» **TASK TO COMPLETE**: Carry on the passage describing the notebook's data arrays and Python setup, starting right after its last line.
[begin SUPPLIED PASSAGE]
The arrays are used throughout the notebooks, they only extract the values of some of columns specified above. The columns retrieved from the files are the following:

* 0 - Id
* 1 - Condition (Informed or Uninformed)
* 2 - State (training, exploration, testing)
* 8 - Task category
* 11 - Correct or Incorrect

They are all converted into a unique integer number:

* Id: Each user has a unique integer id
* Condition: Uninformed - 0, Informed - 1
* State: exploration - 0, training - 2, testing - 1
* Task category: category1D - 0, categoryIgnore1D - 1, category2D - 2, categoryRandom - 3
* Incorrect - 0, Correct - 1

The final array is of dimension Subjects x Instance (Rows) x Attributes (Columns).

* splitCsvF - Free Exploration
    * csvIntF would contain (user,category,correct)
* splitCsvFTI - Free Exploration with Training for those that are Informed (Exploration Phase)
    * informed contains (user,category,correct) for informed users (free exploration)
* splitCsvFTU - Free Exploration with Training for those that are Uninformed (Exploration Phase)
    * uninformed contains (user,category,correct) for informed users (free exploration)
* splitCsvSI - Strategic for those that are Informed (Exploration Phase)
    * informedSE contains (user,category,correct) for informed users (free exploration)
* splitCsvSU - Strategic for those that are Uninformed (Exploration Phase)
    * uninformedSE contains (user,category,correct) for uninformed users (free exploration)

And for training phase

* splitCsvFTTI - Free Exploration with Training for those that are Informed
    * informedFTT contains (user,category,correct) for informed users (training)
* splitCsvFTTU - Free Exploration with Training for those that are Uninformed
    * uninformedFTT contains (user,category,correct) for uninformed users (training)
* splitCsvSTI - Strategic for those that are Informed
    * informedST contains (user,category,correct) for informed users (training)
* splitCsvSTU - Strategic for those that are Uninformed
    * uninformedST contains (user,category,correct) for uninformed users (training)

In [2]:
%matplotlib inline
import numpy as np
import matplotlib.pyplot as plt
import matplotlib.cm as cm
from matplotlib import rcParams
import pandas as pd
import warnings

from scipy.stats import beta

from ipywidgets import widgets
from IPython.html.widgets import *

warnings.filterwarnings('ignore')
[end SUPPLIED PASSAGE]
[begin EXTRACTED MATERIAL]
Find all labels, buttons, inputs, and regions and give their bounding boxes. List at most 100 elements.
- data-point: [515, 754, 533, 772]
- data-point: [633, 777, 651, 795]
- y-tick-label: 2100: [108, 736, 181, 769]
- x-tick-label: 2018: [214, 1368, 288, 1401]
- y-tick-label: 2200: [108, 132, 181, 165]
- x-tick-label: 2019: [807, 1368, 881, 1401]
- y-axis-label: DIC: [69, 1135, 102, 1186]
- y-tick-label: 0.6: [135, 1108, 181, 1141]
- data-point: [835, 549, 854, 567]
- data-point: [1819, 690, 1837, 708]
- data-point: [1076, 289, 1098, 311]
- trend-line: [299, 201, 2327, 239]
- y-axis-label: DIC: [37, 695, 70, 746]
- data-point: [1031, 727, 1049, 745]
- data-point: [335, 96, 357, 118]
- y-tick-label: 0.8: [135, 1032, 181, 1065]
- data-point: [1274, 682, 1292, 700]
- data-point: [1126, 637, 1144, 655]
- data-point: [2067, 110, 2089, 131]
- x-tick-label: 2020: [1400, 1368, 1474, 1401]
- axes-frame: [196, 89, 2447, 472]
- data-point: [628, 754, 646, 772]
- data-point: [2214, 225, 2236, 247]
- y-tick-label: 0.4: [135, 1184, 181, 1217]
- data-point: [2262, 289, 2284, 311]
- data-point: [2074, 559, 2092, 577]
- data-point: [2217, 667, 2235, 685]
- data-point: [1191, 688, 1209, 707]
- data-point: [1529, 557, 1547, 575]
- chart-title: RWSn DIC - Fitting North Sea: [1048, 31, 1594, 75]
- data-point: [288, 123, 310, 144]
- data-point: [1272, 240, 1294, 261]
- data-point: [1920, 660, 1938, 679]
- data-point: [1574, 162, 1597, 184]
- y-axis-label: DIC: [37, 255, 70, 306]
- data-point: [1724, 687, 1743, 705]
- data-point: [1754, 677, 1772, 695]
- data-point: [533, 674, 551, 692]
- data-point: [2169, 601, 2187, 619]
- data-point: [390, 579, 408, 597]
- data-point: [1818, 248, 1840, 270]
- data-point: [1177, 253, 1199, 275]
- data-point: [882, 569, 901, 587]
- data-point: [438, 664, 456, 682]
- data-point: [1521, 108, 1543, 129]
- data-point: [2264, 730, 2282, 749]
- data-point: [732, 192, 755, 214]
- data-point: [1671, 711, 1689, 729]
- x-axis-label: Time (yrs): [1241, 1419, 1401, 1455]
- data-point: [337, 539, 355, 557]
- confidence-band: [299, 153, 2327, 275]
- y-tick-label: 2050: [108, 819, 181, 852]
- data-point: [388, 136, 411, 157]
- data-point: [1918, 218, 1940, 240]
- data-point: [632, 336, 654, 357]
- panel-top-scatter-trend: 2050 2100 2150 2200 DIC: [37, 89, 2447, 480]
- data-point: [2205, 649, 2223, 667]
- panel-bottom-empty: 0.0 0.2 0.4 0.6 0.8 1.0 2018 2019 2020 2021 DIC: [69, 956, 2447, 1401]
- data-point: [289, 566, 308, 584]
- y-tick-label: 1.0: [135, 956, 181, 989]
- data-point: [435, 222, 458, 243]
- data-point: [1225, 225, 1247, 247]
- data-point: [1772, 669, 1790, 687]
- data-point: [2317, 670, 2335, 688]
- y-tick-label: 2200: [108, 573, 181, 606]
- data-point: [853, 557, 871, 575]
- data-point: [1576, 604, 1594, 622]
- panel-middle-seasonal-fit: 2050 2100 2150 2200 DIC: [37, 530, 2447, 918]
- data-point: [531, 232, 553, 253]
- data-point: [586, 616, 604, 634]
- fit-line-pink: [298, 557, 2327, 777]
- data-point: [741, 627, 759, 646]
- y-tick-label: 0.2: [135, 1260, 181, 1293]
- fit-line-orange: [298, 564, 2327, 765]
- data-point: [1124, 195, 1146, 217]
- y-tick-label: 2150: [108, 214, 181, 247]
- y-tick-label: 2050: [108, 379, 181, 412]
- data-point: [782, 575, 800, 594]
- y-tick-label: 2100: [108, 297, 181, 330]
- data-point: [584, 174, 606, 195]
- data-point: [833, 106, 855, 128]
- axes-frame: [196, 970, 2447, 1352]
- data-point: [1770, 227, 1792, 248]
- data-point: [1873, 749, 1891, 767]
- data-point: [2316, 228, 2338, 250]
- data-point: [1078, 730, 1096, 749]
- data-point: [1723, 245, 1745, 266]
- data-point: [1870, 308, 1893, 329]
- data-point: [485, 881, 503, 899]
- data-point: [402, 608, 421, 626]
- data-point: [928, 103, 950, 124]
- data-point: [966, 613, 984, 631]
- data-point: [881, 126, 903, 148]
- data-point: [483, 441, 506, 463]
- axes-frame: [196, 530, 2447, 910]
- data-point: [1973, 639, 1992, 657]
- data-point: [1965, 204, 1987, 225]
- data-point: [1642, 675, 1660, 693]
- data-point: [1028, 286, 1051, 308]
[end EXTRACTED MATERIAL]
» **RESULT FOR THIS EXERCISE**:
rcParams.update({'font.size': 15})
#plt.style.use('ggplot')
#plt.style.use('seaborn-dark-palette')
plt.style.use('fivethirtyeight')

float_formatter = lambda x: "%.2f" % x
np.set_printoptions(formatter={'float_kind':float_formatter})
np.set_printoptions(precision=2)

import io
from IPython.nbformat import current

def execute_notebook(nbfile):
    
    with io.open(nbfile) as f:
        nb = current.read(f, 'json')
    
    ip = get_ipython()
    
    for cell in nb.worksheets[0].cells:
        if cell.cell_type != 'code':
            continue
        ip.run_cell(cell.input)



In [3]:
def stringToInt(arr, position, values):
    for i, v in enumerate(values):
        arr[arr[:,position] == v, position] = i
    return arr

## Free Exploration Preprocessing

In [4]:
csvFileF = '../monster task data/Free Only/monsters_data_free_only_052417.csv'

# Get all columns
#csv = np.genfromtxt(csvFile, dtype=np.string_, delimiter=',', skip_header=1)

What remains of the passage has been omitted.